▶ Extracted entries:
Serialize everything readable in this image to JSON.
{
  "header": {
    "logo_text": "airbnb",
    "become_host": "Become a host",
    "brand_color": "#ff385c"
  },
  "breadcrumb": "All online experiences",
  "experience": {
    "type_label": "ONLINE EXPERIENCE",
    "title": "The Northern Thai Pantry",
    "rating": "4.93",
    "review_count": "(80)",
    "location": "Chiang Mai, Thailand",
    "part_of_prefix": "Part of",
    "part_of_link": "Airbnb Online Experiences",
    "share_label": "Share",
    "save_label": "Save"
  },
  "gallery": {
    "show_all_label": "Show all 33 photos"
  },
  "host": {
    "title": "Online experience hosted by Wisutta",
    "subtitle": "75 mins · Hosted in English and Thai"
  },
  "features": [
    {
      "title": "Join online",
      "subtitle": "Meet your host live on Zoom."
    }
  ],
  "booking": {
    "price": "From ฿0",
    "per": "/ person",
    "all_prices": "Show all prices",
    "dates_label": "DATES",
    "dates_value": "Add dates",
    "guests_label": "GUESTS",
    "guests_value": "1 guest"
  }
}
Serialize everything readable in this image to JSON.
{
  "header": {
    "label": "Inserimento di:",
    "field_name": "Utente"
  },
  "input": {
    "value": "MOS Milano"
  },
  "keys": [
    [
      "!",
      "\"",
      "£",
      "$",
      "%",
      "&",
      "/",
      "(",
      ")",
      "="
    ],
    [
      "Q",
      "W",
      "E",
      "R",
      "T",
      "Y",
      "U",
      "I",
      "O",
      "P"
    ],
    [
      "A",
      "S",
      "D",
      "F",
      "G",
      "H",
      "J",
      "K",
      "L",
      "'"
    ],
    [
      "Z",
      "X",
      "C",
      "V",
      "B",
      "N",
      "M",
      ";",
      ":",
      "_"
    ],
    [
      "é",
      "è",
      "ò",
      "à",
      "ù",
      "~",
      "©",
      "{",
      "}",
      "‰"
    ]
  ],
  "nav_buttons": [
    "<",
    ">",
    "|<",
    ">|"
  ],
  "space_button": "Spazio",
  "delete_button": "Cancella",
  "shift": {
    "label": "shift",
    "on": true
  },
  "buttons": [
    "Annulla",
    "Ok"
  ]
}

▶ Set problem:
From the data above, extract every line in its exact form.

▶ Written solution:
Serialize everything readable in this image to JSON.
{
  "header": {
    "logo_text": "airbnb",
    "become_host": "Become a host",
    "brand_color": "#ff385c"
  },
  "breadcrumb": "All online experiences",
  "experience": {
    "type_label": "ONLINE EXPERIENCE",
    "title": "The Northern Thai Pantry",
    "rating": "4.93",
    "review_count": "(80)",
    "location": "Chiang Mai, Thailand",
    "part_of_prefix": "Part of",
    "part_of_link": "Airbnb Online Experiences",
    "share_label": "Share",
    "save_label": "Save"
  },
  "gallery": {
    "show_all_label": "Show all 33 photos"
  },
  "host": {
    "title": "Online experience hosted by Wisutta",
    "subtitle": "75 mins · Hosted in English and Thai"
  },
  "features": [
    {
      "title": "Join online",
      "subtitle": "Meet your host live on Zoom."
    }
  ],
  "booking": {
    "price": "From ฿0",
    "per": "/ person",
    "all_prices": "Show all prices",
    "dates_label": "DATES",
    "dates_value": "Add dates",
    "guests_label": "GUESTS",
    "guests_value": "1 guest"
  }
}
Serialize everything readable in this image to JSON.
{
  "header": {
    "label": "Inserimento di:",
    "field_name": "Utente"
  },
  "input": {
    "value": "MOS Milano"
  },
  "keys": [
    [
      "!",
      "\"",
      "£",
      "$",
      "%",
      "&",
      "/",
      "(",
      ")",
      "="
    ],
    [
      "Q",
      "W",
      "E",
      "R",
      "T",
      "Y",
      "U",
      "I",
      "O",
      "P"
    ],
    [
      "A",
      "S",
      "D",
      "F",
      "G",
      "H",
      "J",
      "K",
      "L",
      "'"
    ],
    [
      "Z",
      "X",
      "C",
      "V",
      "B",
      "N",
      "M",
      ";",
      ":",
      "_"
    ],
    [
      "é",
      "è",
      "ò",
      "à",
      "ù",
      "~",
      "©",
      "{",
      "}",
      "‰"
    ]
  ],
  "nav_buttons": [
    "<",
    ">",
    "|<",
    ">|"
  ],
  "space_button": "Spazio",
  "delete_button": "Cancella",
  "shift": {
    "label": "shift",
    "on": true
  },
  "buttons": [
    "Annulla",
    "Ok"
  ]
}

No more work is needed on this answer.